(Extracted data entries)
________________

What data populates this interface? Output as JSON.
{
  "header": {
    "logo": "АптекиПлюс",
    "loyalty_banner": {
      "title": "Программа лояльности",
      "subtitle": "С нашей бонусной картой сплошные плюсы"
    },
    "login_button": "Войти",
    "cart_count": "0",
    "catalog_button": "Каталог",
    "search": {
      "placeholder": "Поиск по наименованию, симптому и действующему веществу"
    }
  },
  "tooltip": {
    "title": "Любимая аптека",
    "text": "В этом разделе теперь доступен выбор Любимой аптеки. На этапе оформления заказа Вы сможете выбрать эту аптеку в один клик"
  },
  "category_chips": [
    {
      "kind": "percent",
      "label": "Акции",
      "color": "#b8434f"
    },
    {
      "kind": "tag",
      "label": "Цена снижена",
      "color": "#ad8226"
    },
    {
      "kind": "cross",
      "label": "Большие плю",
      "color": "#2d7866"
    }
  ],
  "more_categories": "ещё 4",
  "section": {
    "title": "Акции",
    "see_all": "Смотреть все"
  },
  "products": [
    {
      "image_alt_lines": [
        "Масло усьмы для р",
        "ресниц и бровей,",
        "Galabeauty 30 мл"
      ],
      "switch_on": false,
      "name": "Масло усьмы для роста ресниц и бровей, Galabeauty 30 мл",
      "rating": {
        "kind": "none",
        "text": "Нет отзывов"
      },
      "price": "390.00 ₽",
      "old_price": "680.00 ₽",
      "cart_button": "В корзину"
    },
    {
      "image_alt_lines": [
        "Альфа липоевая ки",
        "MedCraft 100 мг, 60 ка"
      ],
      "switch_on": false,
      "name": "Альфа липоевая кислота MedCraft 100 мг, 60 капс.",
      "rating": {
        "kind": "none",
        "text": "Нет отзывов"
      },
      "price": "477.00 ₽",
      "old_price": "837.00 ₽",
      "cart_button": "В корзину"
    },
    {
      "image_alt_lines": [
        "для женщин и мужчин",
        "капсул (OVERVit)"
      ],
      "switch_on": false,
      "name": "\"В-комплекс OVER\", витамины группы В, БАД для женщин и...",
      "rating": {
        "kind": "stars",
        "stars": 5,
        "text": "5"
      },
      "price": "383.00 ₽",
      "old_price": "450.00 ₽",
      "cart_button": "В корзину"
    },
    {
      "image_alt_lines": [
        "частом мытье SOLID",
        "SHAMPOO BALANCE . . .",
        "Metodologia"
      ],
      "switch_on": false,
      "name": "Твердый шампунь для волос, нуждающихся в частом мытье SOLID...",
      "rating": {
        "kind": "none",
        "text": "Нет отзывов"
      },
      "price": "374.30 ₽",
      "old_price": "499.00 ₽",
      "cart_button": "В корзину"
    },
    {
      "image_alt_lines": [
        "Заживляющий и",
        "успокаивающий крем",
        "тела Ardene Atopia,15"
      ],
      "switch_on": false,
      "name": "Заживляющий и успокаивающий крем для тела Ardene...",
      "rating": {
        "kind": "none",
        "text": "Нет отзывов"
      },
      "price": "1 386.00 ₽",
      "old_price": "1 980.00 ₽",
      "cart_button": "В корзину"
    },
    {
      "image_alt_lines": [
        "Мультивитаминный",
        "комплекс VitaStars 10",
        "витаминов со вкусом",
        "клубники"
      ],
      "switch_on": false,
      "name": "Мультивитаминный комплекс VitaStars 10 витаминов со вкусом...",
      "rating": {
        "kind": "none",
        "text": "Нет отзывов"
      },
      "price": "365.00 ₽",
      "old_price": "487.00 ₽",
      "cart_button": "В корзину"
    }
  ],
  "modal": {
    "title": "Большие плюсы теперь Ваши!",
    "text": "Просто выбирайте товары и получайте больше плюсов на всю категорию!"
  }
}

________________

● **What the exercise asks**:
Return the lines above exactly, keeping every word.

● **Output of the exercise**:
What data populates this interface? Output as JSON.
{
  "header": {
    "logo": "АптекиПлюс",
    "loyalty_banner": {
      "title": "Программа лояльности",
      "subtitle": "С нашей бонусной картой сплошные плюсы"
    },
    "login_button": "Войти",
    "cart_count": "0",
    "catalog_button": "Каталог",
    "search": {
      "placeholder": "Поиск по наименованию, симптому и действующему веществу"
    }
  },
  "tooltip": {
    "title": "Любимая аптека",
    "text": "В этом разделе теперь доступен выбор Любимой аптеки. На этапе оформления заказа Вы сможете выбрать эту аптеку в один клик"
  },
  "category_chips": [
    {
      "kind": "percent",
      "label": "Акции",
      "color": "#b8434f"
    },
    {
      "kind": "tag",
      "label": "Цена снижена",
      "color": "#ad8226"
    },
    {
      "kind": "cross",
      "label": "Большие плю",
      "color": "#2d7866"
    }
  ],
  "more_categories": "ещё 4",
  "section": {
    "title": "Акции",
    "see_all": "Смотреть все"
  },
  "products": [
    {
      "image_alt_lines": [
        "Масло усьмы для р",
        "ресниц и бровей,",
        "Galabeauty 30 мл"
      ],
      "switch_on": false,
      "name": "Масло усьмы для роста ресниц и бровей, Galabeauty 30 мл",
      "rating": {
        "kind": "none",
        "text": "Нет отзывов"
      },
      "price": "390.00 ₽",
      "old_price": "680.00 ₽",
      "cart_button": "В корзину"
    },
    {
      "image_alt_lines": [
        "Альфа липоевая ки",
        "MedCraft 100 мг, 60 ка"
      ],
      "switch_on": false,
      "name": "Альфа липоевая кислота MedCraft 100 мг, 60 капс.",
      "rating": {
        "kind": "none",
        "text": "Нет отзывов"
      },
      "price": "477.00 ₽",
      "old_price": "837.00 ₽",
      "cart_button": "В корзину"
    },
    {
      "image_alt_lines": [
        "для женщин и мужчин",
        "капсул (OVERVit)"
      ],
      "switch_on": false,
      "name": "\"В-комплекс OVER\", витамины группы В, БАД для женщин и...",
      "rating": {
        "kind": "stars",
        "stars": 5,
        "text": "5"
      },
      "price": "383.00 ₽",
      "old_price": "450.00 ₽",
      "cart_button": "В корзину"
    },
    {
      "image_alt_lines": [
        "частом мытье SOLID",
        "SHAMPOO BALANCE . . .",
        "Metodologia"
      ],
      "switch_on": false,
      "name": "Твердый шампунь для волос, нуждающихся в частом мытье SOLID...",
      "rating": {
        "kind": "none",
        "text": "Нет отзывов"
      },
      "price": "374.30 ₽",
      "old_price": "499.00 ₽",
      "cart_button": "В корзину"
    },
    {
      "image_alt_lines": [
        "Заживляющий и",
        "успокаивающий крем",
        "тела Ardene Atopia,15"
      ],
      "switch_on": false,
      "name": "Заживляющий и успокаивающий крем для тела Ardene...",
      "rating": {
        "kind": "none",
        "text": "Нет отзывов"
      },
      "price": "1 386.00 ₽",
      "old_price": "1 980.00 ₽",
      "cart_button": "В корзину"
    },
    {
      "image_alt_lines": [
        "Мультивитаминный",
        "комплекс VitaStars 10",
        "витаминов со вкусом",
        "клубники"
      ],
      "switch_on": false,
      "name": "Мультивитаминный комплекс VitaStars 10 витаминов со вкусом...",
      "rating": {
        "kind": "none",
        "text": "Нет отзывов"
      },
      "price": "365.00 ₽",
      "old_price": "487.00 ₽",
      "cart_button": "В корзину"
    }
  ],
  "modal": {
    "title": "Большие плюсы теперь Ваши!",
    "text": "Просто выбирайте товары и получайте больше плюсов на всю категорию!"
  }
}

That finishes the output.